5.10.4. The Character Definition Arrays
to_lower[]
and to_upper[]
are simple arrays that hold the lowercase and uppercase
characters corresponding to each member of the character set.
For example:
to_lower['A'] should contain 'a'
to_upper['a'] should contain 'A'
sort_order[]
is a map indicating how
characters should be ordered for comparison and sorting
purposes. Quite often (but not for all character sets) this is
the same as to_upper[]
, which means that
sorting is case-insensitive. MySQL sorts characters based on the
values of sort_order[]
elements. For more
complicated sorting rules, see the discussion of string
collating in Section 5.10.5, “String Collating Support”.
ctype[]
is an array of bit values, with one
element for one character. (Note that
to_lower[]
, to_upper[]
,
and sort_order[]
are indexed by character
value, but ctype[]
is indexed by character
value + 1. This is an old legacy convention for handling
EOF
.)
You can find the following bitmask definitions in
m_ctype.h
:
#define _U 01 /* Uppercase */
#define _L 02 /* Lowercase */
#define _N 04 /* Numeral (digit) */
#define _S 010 /* Spacing character */
#define _P 020 /* Punctuation */
#define _C 040 /* Control character */
#define _B 0100 /* Blank */
#define _X 0200 /* heXadecimal digit */
The ctype[]
entry for each character should
be the union of the applicable bitmask values that describe the
character. For example, 'A'
is an uppercase
character (_U
) as well as a hexadecimal digit
(_X
), so ctype['A'+1]
should contain the value:
_U + _X = 01 + 0200 = 0201

== Your task ==
Answer these questions from the passage on character definition arrays:
1. What should to_lower['A'] contain?
2. Which array is indexed by character value + 1 instead of by character value?
3. In which file are the bitmask definitions found?

== Element placement data ==
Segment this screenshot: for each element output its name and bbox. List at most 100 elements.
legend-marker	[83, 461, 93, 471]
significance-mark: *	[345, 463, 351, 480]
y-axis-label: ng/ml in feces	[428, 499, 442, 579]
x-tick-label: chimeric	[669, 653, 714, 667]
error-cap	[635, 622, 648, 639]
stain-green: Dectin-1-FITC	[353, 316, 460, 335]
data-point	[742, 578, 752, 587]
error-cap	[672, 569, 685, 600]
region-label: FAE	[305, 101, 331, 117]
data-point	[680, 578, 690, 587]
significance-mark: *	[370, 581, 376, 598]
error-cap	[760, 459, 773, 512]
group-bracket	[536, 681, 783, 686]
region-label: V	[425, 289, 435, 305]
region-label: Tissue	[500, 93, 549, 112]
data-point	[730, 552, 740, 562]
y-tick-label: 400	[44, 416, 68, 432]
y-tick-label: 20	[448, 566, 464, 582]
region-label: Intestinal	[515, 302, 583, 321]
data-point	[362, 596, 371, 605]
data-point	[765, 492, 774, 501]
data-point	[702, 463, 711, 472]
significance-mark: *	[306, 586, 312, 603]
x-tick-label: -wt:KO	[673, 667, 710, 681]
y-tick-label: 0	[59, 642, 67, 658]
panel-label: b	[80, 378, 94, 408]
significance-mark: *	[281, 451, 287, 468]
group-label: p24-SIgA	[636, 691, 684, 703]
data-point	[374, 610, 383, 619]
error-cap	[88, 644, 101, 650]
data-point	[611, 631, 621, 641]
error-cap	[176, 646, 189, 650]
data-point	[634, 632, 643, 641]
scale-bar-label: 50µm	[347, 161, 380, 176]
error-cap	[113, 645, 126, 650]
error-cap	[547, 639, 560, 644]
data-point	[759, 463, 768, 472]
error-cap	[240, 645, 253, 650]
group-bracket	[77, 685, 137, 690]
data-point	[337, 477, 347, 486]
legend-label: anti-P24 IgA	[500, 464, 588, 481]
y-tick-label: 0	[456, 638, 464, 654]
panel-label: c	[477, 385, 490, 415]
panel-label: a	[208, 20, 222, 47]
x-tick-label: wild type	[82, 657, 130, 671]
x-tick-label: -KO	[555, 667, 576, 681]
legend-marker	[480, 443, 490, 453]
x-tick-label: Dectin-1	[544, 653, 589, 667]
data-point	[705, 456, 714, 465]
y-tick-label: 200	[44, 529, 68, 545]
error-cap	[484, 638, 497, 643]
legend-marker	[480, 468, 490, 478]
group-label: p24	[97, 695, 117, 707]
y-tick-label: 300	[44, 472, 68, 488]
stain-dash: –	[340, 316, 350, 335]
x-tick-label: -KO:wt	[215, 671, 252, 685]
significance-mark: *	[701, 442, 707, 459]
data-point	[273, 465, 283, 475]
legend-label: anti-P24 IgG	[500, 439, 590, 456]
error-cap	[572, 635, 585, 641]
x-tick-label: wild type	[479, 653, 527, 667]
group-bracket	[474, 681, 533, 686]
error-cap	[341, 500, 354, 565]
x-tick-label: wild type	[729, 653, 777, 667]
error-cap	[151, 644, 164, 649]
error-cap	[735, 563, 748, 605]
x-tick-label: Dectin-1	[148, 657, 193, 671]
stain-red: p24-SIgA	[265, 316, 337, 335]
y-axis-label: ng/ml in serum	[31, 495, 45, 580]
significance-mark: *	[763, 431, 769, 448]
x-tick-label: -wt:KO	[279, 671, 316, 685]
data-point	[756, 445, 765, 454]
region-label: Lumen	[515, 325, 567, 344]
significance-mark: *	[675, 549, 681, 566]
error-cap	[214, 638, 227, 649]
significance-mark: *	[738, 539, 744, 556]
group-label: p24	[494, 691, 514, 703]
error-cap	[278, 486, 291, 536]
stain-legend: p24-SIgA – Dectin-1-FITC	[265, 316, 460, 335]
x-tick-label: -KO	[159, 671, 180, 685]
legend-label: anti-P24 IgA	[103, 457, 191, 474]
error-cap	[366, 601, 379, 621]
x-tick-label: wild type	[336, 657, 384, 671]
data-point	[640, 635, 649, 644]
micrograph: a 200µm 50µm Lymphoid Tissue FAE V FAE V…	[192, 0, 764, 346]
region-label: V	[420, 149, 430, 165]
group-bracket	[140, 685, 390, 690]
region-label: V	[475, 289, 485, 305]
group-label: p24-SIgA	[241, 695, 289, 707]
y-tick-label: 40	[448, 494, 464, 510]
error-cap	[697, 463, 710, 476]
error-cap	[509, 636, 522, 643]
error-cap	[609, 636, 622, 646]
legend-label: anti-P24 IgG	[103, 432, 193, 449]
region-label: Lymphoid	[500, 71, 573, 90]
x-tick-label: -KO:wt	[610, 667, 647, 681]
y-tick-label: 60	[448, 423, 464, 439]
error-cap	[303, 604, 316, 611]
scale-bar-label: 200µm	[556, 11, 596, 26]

== Full solution ==
1. 'a'
2. ctype[]
3. m_ctype.h